_Problem set:_
**1)** Answer these questions from the forum thread:
(a) What will the 5.4 be towing?
(b) How many 5.4s has the poster unhcp had?
(c) Which oil weights does the poster Milwaukee call OK?
**2)** In the forum thread, rewrite the stretch from "## Milwaukee (Dec" through "get in coolant.", changing "flashlight" to "work light".

____ Quoted passage

I have the powerstroke for serious power when needed....Thumbs Up The 5.4 is going to be towing a 20' hardscape tool trailer & plowing snow in the winter. Something the 5.4 is more than capable of doing.


----------



## weckel5984 (Sep 2, 2011)

like all fords watch out for the oil pans being rusty. i have a 5.4 and love it for light and medium work but have a powerstroke for the heavy lifting


----------



## unhcp (Jan 20, 2010)

I have had 3 of the 5.4s, check the manifolds, check for the lifter tick, find out when and if the spark plugs have been changed, check the tranny lines, I would check the rear diff cover for rust. I would also check the bed mounts for rusting, also check the sway bar links and suspension!


----------



## Milwaukee (Dec 28, 2007)

IMPORTANT IS

how old coolant?
Have oil been changed? Motorcraft oil filter or aftermarket filter?
Peek in oil cap with flashlight look at camshaft while it idle do you see oil splash on it?
Check exhaust pipe if it black it been running rich need fix.
Look harder in coolant they do had issue with oil get in coolant.
Ask owner what oil they use? 5w20-5w30 is ok but 10-40-20W50 isn't OK.

I will disagree with anybody over KN air filter. I wouldn't dare put that KN air filter on my fleet. I use stock purolast or motorcraft so I can know dust not going pass though air filter and get in engine ruin cylinder then it suck tons oil.

________
____ Dataset excerpts

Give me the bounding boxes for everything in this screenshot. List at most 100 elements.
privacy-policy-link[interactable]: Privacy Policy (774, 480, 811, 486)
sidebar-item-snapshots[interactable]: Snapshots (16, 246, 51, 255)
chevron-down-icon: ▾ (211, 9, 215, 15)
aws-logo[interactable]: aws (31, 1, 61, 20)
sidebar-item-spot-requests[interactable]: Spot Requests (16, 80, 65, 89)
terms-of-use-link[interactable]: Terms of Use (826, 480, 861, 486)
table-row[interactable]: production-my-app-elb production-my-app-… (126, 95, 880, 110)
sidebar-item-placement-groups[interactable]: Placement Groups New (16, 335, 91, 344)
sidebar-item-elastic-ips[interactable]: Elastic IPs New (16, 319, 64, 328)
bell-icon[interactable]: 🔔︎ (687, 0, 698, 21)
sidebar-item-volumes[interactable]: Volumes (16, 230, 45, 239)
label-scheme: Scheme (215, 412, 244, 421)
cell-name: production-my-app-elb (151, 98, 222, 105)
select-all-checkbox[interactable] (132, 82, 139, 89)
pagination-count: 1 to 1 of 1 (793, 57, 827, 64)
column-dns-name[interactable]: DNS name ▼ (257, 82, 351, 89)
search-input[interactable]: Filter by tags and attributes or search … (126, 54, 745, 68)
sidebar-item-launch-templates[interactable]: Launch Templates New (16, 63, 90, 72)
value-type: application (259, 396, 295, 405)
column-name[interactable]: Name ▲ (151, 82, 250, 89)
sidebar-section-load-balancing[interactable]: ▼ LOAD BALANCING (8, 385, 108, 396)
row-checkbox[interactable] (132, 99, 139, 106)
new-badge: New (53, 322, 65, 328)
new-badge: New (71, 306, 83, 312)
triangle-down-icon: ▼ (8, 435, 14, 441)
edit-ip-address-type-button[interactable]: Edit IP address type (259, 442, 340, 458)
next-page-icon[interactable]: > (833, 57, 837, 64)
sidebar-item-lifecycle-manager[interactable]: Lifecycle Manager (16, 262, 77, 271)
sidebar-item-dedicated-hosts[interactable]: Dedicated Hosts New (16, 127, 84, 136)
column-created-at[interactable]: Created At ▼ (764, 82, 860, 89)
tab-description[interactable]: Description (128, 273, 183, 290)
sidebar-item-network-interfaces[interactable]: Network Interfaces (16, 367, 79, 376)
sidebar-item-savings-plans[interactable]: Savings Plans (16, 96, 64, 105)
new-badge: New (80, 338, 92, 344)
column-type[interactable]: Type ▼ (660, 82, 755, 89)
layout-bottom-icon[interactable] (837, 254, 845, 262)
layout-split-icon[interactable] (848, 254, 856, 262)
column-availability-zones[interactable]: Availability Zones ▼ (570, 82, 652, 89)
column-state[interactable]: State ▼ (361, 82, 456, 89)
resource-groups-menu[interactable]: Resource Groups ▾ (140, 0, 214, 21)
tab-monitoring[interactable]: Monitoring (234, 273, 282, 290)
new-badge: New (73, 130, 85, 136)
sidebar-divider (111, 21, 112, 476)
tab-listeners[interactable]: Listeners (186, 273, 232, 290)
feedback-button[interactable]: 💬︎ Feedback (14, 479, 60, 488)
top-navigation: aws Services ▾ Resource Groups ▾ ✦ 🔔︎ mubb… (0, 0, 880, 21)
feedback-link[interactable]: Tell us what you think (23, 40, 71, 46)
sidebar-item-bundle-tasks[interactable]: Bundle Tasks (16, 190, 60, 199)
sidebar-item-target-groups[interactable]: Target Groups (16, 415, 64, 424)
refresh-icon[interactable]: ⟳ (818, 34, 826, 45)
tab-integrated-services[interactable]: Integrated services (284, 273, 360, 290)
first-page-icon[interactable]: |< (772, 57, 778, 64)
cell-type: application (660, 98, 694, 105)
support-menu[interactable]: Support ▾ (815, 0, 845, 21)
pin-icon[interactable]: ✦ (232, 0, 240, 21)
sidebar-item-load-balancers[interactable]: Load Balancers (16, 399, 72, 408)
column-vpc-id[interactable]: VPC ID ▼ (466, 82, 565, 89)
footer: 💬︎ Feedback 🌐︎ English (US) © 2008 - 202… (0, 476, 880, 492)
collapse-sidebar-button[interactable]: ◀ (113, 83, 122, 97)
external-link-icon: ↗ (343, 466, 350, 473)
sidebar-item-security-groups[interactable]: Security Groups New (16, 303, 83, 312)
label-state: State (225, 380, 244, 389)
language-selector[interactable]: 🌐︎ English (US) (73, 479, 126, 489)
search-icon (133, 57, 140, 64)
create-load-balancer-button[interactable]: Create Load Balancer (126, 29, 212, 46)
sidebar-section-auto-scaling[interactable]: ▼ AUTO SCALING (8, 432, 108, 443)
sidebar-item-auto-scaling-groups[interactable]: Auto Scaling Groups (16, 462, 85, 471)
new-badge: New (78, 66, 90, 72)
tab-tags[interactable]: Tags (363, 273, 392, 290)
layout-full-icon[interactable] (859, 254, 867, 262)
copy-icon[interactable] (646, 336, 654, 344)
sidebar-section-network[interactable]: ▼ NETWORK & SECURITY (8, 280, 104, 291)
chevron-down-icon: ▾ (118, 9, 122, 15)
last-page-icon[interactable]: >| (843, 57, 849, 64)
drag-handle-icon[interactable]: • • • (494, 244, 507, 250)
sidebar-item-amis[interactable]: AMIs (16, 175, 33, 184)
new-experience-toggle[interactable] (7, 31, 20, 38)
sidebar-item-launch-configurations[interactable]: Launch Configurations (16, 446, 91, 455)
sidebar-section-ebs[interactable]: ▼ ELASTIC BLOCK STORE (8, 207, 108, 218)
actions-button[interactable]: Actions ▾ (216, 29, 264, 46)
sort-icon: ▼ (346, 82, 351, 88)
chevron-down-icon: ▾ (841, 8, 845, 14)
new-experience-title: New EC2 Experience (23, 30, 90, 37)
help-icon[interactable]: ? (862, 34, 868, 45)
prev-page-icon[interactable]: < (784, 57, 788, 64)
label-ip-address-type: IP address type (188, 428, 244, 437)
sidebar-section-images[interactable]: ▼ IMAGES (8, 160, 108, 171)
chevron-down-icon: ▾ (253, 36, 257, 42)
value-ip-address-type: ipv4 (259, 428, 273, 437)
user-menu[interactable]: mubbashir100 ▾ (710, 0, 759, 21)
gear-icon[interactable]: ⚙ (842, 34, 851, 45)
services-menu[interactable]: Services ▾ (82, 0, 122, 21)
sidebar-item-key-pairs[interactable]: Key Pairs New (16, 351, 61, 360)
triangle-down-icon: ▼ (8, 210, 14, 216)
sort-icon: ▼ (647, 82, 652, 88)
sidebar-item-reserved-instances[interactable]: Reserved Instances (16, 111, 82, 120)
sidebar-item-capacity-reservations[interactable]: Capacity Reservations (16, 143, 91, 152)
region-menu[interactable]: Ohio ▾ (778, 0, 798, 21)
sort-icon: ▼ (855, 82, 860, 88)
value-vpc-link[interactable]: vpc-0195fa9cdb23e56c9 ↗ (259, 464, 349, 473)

________

_Exercise results:_
**1)**
(a) A 20' hardscape tool trailer
(b) 3
(c) 5w20-5w30

**2)**
## Milwaukee (Dec 28, 2007)

IMPORTANT IS

how old coolant?
Have oil been changed? Motorcraft oil filter or aftermarket filter?
Peek in oil cap with work light look at camshaft while it idle do you see oil splash on it?
Check exhaust pipe if it black it been running rich need fix.
Look harder in coolant they do had issue with oil get in coolant.